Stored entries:

=======

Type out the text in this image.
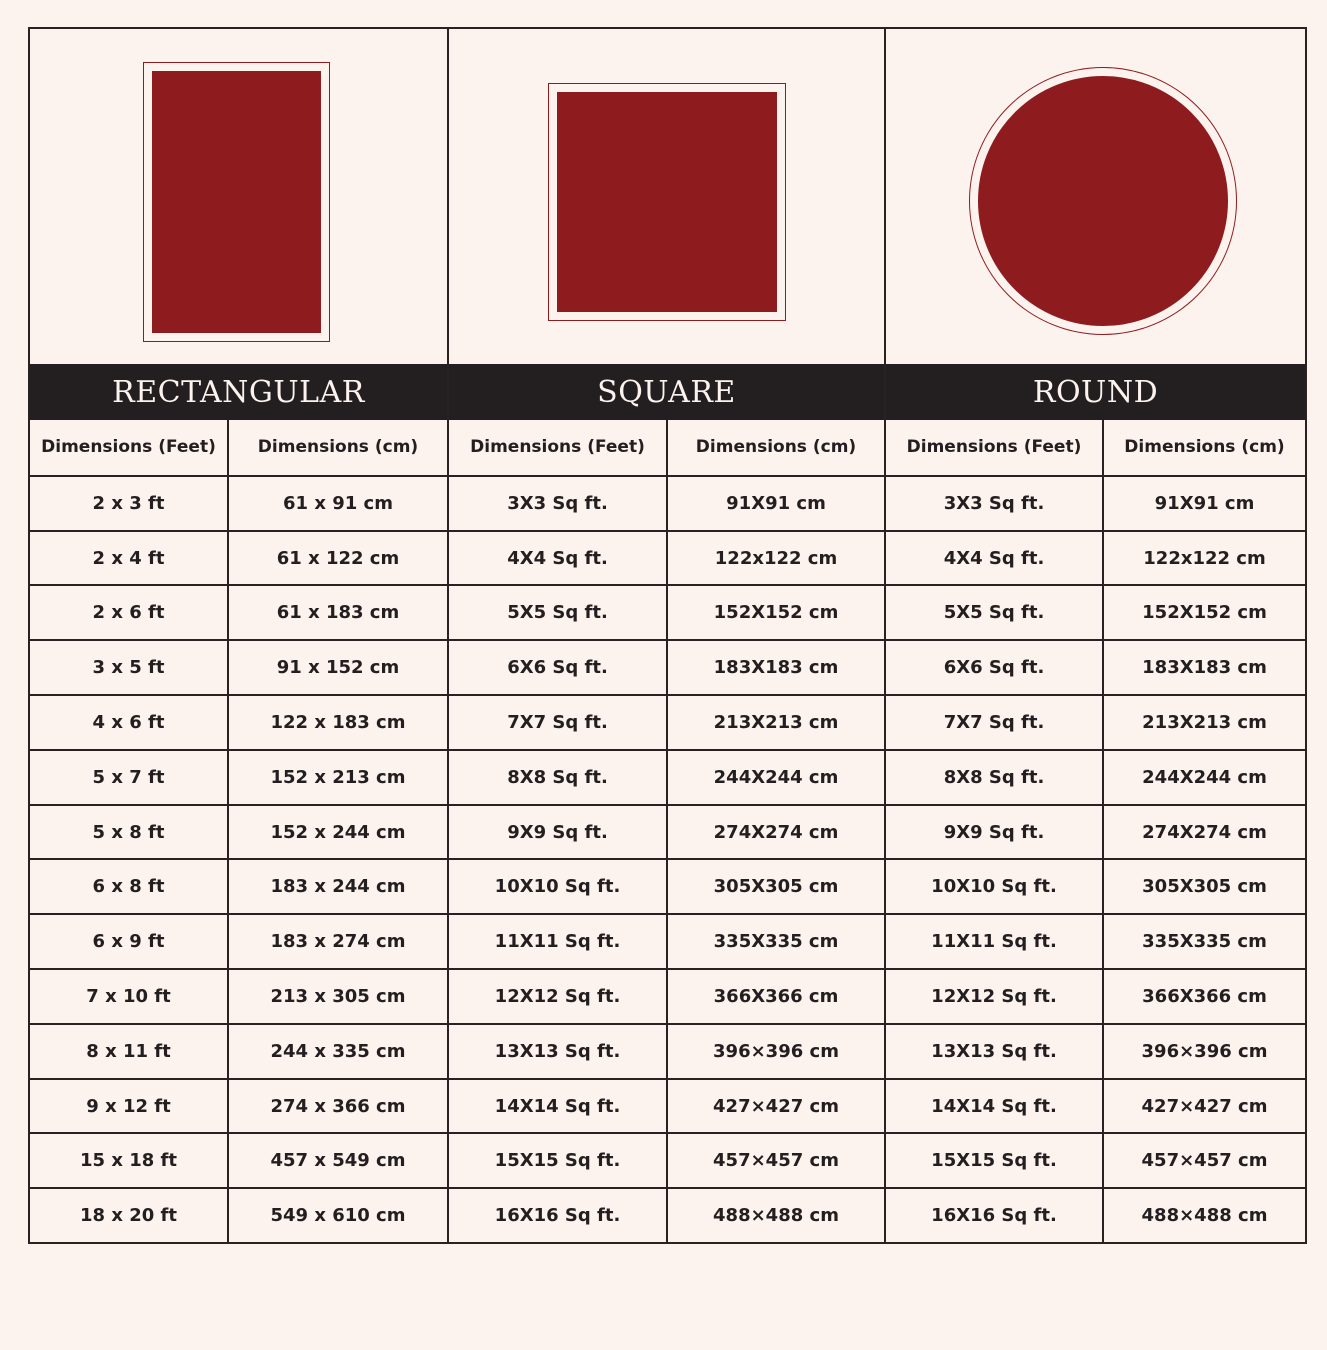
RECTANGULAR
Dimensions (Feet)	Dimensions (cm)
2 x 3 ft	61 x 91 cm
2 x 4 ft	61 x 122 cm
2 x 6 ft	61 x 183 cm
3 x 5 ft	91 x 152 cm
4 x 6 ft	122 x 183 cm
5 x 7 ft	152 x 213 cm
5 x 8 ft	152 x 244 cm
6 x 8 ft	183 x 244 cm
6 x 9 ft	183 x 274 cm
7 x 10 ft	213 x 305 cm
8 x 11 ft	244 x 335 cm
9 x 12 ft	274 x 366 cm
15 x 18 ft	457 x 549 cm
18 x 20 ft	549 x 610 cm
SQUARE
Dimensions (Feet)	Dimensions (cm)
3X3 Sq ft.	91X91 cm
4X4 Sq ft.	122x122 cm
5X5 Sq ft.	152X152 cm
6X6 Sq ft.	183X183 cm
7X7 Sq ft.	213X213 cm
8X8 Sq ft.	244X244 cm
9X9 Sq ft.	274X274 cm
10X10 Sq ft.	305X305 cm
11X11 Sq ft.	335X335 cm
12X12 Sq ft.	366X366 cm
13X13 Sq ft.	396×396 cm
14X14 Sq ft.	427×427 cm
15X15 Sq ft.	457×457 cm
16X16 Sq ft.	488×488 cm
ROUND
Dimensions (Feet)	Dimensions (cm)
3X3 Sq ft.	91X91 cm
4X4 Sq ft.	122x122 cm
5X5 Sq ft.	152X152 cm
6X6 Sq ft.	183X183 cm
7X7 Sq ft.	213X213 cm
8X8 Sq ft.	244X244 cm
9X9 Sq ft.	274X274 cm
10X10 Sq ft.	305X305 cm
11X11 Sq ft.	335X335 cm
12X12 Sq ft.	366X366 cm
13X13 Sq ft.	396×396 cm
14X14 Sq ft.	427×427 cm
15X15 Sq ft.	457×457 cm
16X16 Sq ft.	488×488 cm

=======

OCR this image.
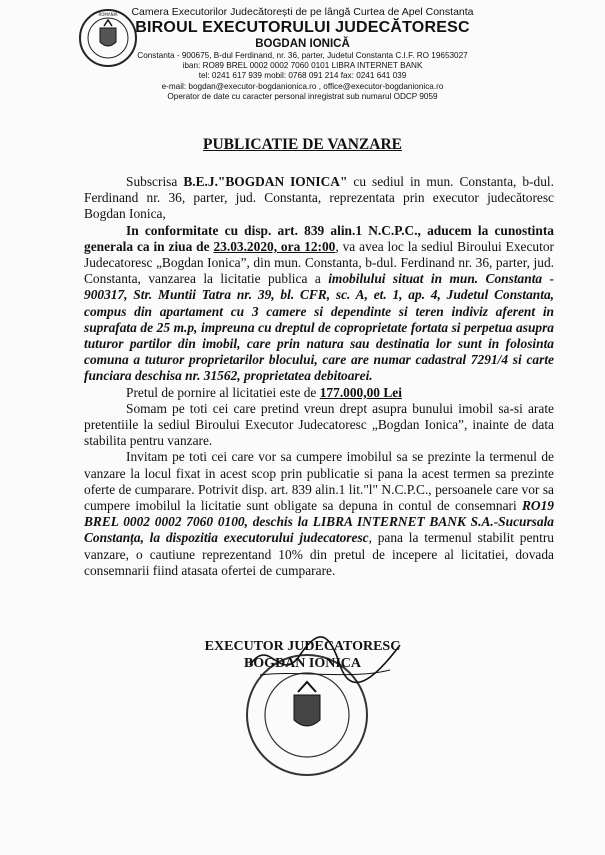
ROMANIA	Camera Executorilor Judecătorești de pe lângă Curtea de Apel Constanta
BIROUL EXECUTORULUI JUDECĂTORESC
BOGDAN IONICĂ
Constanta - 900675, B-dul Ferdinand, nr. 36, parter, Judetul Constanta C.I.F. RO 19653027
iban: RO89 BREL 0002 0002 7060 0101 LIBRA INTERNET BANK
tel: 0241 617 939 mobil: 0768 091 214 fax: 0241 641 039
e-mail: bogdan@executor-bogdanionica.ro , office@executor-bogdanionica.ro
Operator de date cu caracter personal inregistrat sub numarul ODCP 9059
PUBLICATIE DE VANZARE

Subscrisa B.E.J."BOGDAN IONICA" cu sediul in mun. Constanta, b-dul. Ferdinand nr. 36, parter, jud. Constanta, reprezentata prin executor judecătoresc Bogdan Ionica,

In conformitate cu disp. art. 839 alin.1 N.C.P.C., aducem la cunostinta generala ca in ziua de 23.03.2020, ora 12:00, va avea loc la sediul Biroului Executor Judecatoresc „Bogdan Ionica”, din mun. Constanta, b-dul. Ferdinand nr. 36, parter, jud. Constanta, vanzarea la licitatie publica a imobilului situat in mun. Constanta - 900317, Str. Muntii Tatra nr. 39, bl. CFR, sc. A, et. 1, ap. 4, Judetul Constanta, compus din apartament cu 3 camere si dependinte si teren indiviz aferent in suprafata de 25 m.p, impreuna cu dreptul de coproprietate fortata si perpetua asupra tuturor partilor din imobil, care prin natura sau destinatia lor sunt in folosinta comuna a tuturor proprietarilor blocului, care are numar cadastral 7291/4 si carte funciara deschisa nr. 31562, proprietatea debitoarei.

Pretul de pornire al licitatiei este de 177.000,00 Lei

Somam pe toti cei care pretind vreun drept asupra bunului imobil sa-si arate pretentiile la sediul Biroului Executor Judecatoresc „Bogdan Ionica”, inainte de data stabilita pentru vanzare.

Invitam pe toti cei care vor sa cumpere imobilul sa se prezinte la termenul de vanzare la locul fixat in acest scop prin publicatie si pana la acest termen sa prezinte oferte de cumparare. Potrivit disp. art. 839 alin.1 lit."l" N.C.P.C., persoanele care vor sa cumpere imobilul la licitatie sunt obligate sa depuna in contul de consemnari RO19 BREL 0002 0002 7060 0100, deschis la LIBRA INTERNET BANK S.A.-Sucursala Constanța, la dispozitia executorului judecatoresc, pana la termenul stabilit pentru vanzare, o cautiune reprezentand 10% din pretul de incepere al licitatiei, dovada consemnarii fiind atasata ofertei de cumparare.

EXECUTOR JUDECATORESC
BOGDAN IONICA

=======

◆ **AIM**
Pick out and copy the lines of the entries that hold the string "BANK".

◆ **SOLUTION**
iban: RO89 BREL 0002 0002 7060 0101 LIBRA INTERNET BANK
Invitam pe toti cei care vor sa cumpere imobilul sa se prezinte la termenul de vanzare la locul fixat in acest scop prin publicatie si pana la acest termen sa prezinte oferte de cumparare. Potrivit disp. art. 839 alin.1 lit."l" N.C.P.C., persoanele care vor sa cumpere imobilul la licitatie sunt obligate sa depuna in contul de consemnari RO19 BREL 0002 0002 7060 0100, deschis la LIBRA INTERNET BANK S.A.-Sucursala Constanța, la dispozitia executorului judecatoresc, pana la termenul stabilit pentru vanzare, o cautiune reprezentand 10% din pretul de incepere al licitatiei, dovada consemnarii fiind atasata ofertei de cumparare.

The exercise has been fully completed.